▶ [LISTED ENTRIES]
────────────────

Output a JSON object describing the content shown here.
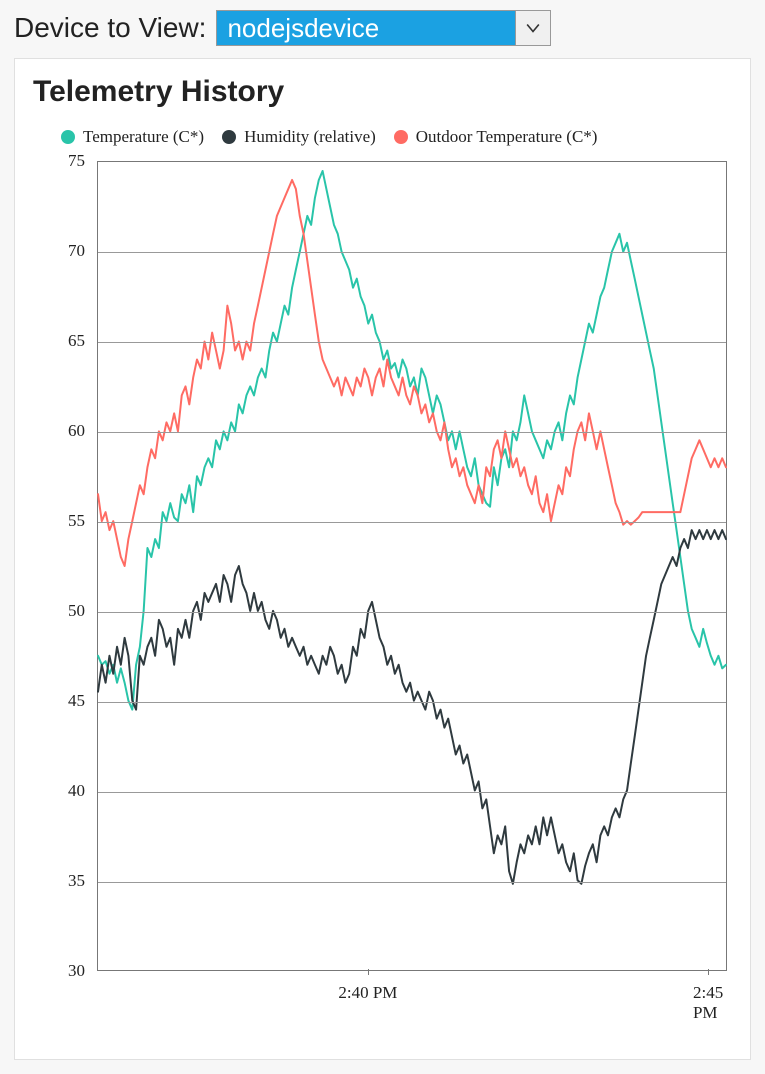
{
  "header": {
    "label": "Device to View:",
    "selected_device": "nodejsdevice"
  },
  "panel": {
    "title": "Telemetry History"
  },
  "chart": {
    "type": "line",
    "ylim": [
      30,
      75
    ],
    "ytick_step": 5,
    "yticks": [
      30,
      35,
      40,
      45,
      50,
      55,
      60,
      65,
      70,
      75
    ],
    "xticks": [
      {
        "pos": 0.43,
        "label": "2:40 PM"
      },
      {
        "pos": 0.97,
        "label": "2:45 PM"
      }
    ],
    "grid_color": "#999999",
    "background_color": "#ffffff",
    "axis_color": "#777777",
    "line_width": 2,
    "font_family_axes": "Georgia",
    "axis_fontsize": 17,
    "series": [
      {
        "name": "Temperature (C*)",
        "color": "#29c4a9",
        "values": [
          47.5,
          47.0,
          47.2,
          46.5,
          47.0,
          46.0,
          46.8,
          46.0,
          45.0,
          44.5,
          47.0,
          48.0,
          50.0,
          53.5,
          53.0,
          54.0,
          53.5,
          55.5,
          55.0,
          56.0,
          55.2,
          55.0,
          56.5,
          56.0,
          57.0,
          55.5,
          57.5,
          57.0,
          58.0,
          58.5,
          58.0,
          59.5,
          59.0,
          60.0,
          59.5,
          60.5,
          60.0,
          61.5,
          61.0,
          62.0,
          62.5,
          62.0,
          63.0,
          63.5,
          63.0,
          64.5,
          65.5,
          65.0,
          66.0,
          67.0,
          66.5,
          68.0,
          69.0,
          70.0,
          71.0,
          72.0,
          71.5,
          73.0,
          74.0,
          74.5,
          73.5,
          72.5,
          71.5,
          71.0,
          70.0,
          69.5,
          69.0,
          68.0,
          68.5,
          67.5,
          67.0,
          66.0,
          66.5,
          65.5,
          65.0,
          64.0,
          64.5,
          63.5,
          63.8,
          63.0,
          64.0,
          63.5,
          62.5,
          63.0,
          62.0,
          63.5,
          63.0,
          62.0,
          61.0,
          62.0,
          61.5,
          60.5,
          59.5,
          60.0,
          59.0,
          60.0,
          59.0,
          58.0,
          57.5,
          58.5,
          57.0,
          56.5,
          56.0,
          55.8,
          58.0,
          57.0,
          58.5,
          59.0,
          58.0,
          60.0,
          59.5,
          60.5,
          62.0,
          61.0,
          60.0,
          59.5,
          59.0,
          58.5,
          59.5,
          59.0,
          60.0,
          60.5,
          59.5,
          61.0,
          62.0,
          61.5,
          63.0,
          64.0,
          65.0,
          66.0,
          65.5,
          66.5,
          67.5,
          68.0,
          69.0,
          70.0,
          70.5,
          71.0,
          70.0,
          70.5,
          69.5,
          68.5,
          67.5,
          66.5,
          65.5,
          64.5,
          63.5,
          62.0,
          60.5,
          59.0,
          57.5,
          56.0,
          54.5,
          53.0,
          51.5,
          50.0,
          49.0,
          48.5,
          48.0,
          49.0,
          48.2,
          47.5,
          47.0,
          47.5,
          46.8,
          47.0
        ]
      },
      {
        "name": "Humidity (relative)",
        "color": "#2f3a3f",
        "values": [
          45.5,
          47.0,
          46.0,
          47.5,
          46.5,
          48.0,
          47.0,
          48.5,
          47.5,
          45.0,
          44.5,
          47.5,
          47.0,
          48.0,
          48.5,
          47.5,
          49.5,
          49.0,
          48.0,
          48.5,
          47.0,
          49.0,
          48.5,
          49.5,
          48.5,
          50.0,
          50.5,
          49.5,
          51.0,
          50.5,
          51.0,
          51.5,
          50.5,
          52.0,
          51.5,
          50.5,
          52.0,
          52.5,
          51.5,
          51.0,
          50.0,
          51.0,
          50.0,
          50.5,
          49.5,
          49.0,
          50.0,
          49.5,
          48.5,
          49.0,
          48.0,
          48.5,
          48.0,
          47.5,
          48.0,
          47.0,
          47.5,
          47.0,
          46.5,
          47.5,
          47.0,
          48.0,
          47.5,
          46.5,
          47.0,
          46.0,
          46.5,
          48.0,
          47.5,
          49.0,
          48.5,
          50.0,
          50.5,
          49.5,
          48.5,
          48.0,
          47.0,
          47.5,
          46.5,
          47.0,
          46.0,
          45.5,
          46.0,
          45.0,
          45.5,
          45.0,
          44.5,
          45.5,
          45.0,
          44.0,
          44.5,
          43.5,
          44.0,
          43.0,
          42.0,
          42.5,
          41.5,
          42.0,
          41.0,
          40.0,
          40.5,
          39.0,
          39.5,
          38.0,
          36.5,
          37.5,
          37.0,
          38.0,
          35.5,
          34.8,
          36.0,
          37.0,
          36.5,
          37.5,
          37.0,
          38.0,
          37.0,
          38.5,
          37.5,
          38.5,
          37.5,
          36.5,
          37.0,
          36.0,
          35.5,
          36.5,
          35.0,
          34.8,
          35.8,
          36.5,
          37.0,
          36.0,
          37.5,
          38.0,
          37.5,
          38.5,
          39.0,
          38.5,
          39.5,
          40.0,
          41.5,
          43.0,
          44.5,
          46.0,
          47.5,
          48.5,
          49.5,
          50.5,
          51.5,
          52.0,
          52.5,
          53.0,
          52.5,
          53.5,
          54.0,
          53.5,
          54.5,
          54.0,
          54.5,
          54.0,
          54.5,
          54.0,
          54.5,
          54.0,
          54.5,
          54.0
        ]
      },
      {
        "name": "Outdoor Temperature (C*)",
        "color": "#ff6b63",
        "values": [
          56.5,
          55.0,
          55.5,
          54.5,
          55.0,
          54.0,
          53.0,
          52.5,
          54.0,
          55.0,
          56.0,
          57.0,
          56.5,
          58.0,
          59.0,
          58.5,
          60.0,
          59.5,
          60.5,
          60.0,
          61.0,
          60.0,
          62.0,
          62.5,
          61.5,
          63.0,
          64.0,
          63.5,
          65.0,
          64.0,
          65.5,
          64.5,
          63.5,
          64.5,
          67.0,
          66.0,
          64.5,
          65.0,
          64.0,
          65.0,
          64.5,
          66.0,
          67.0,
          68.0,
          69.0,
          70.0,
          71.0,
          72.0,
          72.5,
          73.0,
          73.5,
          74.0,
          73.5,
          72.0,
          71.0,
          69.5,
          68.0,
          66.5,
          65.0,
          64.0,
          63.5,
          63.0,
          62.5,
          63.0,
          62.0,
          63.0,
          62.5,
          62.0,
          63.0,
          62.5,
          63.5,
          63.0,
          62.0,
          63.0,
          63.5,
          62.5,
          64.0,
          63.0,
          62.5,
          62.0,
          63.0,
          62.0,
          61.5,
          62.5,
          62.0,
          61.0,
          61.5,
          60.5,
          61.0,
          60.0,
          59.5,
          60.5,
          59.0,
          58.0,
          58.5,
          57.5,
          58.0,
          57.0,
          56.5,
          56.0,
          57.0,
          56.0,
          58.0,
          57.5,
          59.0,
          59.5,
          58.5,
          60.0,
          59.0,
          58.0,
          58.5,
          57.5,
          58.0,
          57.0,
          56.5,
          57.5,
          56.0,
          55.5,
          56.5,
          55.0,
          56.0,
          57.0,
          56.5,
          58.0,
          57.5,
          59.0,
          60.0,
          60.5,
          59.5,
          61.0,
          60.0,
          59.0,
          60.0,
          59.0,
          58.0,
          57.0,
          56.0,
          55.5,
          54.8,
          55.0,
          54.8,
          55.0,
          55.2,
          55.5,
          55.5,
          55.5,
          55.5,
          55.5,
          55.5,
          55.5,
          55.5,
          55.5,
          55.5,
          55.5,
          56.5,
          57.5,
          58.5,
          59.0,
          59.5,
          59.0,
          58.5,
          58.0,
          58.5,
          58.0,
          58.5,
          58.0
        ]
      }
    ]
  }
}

────────────────

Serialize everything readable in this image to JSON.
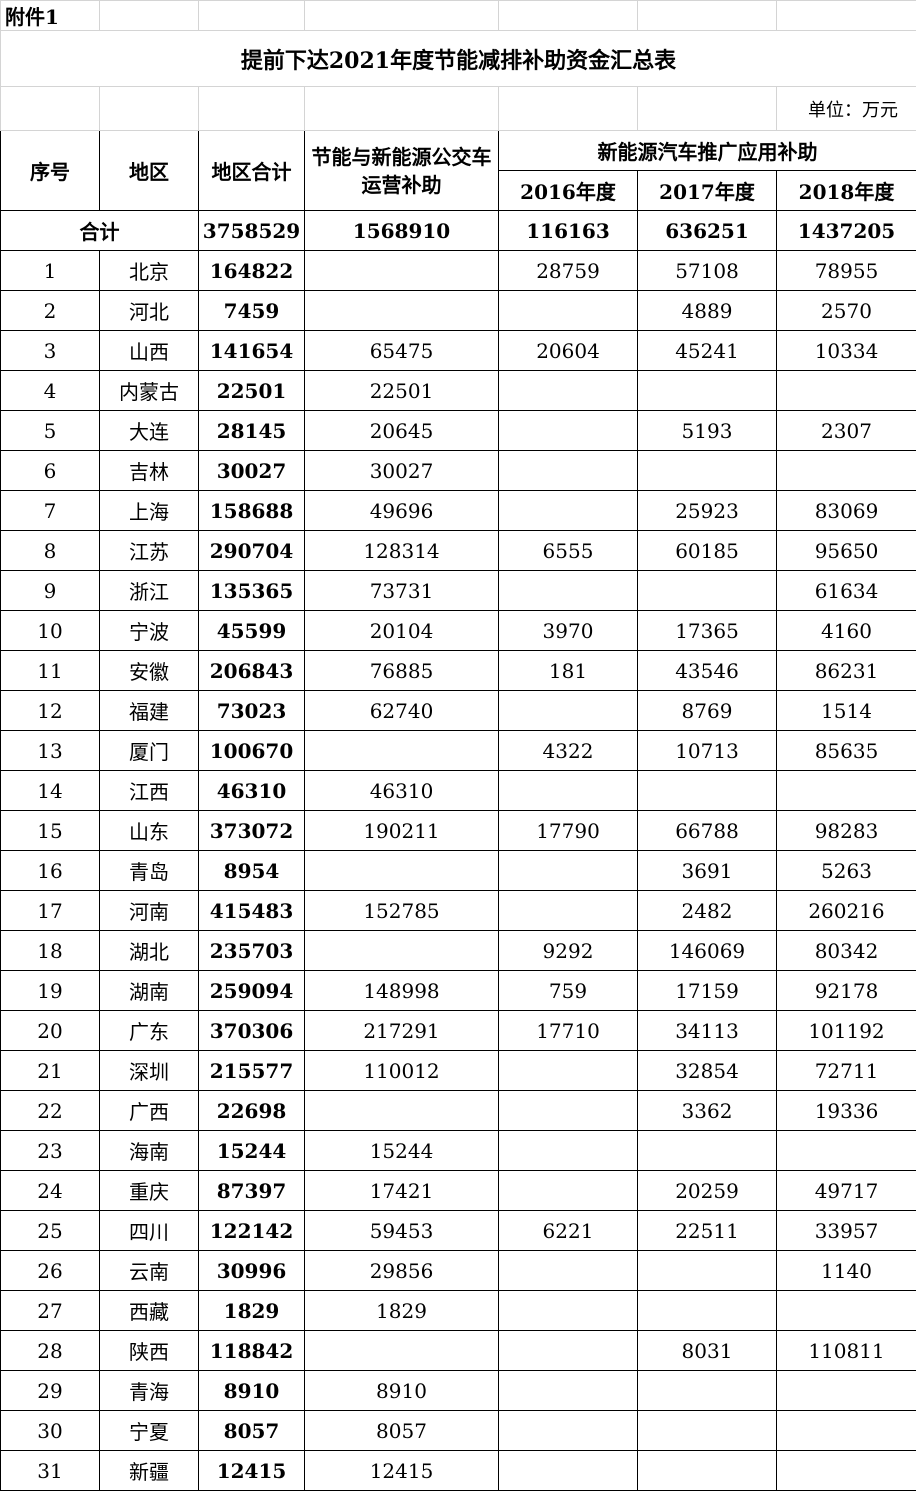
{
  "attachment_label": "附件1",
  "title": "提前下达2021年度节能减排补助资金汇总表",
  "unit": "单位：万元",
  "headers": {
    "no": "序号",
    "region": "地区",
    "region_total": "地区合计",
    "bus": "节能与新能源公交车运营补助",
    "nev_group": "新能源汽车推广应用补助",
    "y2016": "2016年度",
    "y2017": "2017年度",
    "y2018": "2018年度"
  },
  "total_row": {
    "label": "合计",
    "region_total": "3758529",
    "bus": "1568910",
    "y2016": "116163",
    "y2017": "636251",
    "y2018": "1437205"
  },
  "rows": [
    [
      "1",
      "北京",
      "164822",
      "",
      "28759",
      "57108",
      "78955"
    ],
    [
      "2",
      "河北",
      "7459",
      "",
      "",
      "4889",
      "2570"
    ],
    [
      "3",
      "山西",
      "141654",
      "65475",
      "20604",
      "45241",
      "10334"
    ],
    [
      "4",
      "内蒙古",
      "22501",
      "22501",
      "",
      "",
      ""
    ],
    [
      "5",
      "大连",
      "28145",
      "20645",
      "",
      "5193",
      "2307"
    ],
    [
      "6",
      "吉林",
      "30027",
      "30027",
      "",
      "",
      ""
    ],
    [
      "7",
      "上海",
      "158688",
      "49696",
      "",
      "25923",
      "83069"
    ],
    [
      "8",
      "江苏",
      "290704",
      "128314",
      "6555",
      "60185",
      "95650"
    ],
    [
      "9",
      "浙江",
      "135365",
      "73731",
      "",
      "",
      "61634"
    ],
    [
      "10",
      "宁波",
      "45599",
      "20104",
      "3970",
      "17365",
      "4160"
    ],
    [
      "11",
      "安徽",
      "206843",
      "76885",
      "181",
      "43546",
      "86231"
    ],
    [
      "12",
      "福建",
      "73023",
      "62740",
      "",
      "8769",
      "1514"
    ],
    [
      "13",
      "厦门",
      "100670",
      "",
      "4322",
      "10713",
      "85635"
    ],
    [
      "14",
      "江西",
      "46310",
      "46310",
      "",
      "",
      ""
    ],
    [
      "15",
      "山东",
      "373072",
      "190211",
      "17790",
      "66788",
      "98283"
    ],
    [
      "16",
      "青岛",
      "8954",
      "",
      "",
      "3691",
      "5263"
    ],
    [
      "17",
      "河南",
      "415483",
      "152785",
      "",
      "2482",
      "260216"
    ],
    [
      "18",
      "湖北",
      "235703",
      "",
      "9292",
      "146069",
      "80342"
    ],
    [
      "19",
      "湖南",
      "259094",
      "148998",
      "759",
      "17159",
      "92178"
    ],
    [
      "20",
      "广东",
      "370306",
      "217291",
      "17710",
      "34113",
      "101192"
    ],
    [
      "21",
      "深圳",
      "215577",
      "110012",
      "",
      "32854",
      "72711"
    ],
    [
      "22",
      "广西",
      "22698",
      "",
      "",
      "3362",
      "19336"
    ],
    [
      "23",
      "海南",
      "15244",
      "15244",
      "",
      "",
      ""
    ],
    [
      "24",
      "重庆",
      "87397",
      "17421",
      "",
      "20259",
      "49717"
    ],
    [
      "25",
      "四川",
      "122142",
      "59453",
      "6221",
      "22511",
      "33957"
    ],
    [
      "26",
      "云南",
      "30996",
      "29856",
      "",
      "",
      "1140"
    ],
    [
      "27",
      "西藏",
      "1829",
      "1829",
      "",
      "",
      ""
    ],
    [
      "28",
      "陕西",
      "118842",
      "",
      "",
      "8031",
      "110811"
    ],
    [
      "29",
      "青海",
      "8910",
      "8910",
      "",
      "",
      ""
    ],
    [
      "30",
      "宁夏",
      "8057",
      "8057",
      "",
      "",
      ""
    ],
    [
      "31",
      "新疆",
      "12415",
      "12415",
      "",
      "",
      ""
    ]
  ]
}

────────────────

▶ [STATED PROBLEM] In the entries above, how many lines hold the word "title"? State the number and nothing else.

▶ [THE RESULT] 2